Reproduce all of the following data line for line, without any changes.

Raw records

=====

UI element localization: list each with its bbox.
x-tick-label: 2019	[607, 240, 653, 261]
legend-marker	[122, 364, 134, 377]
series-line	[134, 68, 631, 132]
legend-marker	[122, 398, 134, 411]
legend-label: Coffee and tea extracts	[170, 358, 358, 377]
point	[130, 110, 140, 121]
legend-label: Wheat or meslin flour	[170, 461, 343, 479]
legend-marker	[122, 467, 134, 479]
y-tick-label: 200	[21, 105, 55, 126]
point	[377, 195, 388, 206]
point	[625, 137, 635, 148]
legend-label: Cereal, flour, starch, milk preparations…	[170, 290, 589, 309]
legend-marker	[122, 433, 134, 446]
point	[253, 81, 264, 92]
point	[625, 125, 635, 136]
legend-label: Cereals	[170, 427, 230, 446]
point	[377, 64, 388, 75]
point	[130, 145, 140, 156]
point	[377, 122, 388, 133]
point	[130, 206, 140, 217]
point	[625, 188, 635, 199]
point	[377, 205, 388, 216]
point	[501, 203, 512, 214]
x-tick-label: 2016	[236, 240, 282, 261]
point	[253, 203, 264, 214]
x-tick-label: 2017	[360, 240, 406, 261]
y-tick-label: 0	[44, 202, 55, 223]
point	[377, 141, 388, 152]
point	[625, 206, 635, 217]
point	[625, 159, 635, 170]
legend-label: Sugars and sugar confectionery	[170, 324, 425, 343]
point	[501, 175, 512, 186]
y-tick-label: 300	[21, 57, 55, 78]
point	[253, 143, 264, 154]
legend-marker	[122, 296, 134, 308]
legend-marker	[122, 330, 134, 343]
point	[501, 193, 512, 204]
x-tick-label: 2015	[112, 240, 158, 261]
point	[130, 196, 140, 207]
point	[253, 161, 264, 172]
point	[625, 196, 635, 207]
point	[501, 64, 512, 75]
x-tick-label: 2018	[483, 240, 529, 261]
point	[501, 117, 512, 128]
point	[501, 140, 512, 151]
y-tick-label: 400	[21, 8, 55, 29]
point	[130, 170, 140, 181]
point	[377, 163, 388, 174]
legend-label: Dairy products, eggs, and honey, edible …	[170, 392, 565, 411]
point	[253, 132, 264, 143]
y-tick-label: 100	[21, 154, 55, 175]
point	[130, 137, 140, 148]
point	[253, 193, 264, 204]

=====

Answer to the exercise:
UI element localization: list each with its bbox.
x-tick-label: 2019	[607, 240, 653, 261]
legend-marker	[122, 364, 134, 377]
series-line	[134, 68, 631, 132]
legend-marker	[122, 398, 134, 411]
legend-label: Coffee and tea extracts	[170, 358, 358, 377]
point	[130, 110, 140, 121]
legend-label: Wheat or meslin flour	[170, 461, 343, 479]
legend-marker	[122, 467, 134, 479]
y-tick-label: 200	[21, 105, 55, 126]
point	[377, 195, 388, 206]
point	[625, 137, 635, 148]
legend-label: Cereal, flour, starch, milk preparations…	[170, 290, 589, 309]
legend-marker	[122, 433, 134, 446]
point	[253, 81, 264, 92]
point	[625, 125, 635, 136]
legend-label: Cereals	[170, 427, 230, 446]
point	[377, 64, 388, 75]
point	[130, 145, 140, 156]
point	[377, 122, 388, 133]
point	[130, 206, 140, 217]
point	[625, 188, 635, 199]
point	[377, 205, 388, 216]
point	[501, 203, 512, 214]
x-tick-label: 2016	[236, 240, 282, 261]
point	[253, 203, 264, 214]
x-tick-label: 2017	[360, 240, 406, 261]
y-tick-label: 0	[44, 202, 55, 223]
point	[377, 141, 388, 152]
point	[625, 206, 635, 217]
point	[625, 159, 635, 170]
legend-label: Sugars and sugar confectionery	[170, 324, 425, 343]
point	[501, 175, 512, 186]
y-tick-label: 300	[21, 57, 55, 78]
point	[253, 143, 264, 154]
legend-marker	[122, 296, 134, 308]
legend-marker	[122, 330, 134, 343]
point	[501, 193, 512, 204]
x-tick-label: 2015	[112, 240, 158, 261]
point	[130, 196, 140, 207]
point	[253, 161, 264, 172]
point	[625, 196, 635, 207]
point	[501, 64, 512, 75]
x-tick-label: 2018	[483, 240, 529, 261]
point	[501, 117, 512, 128]
point	[501, 140, 512, 151]
y-tick-label: 400	[21, 8, 55, 29]
point	[130, 170, 140, 181]
point	[377, 163, 388, 174]
legend-label: Dairy products, eggs, and honey, edible …	[170, 392, 565, 411]
point	[253, 132, 264, 143]
y-tick-label: 100	[21, 154, 55, 175]
point	[130, 137, 140, 148]
point	[253, 193, 264, 204]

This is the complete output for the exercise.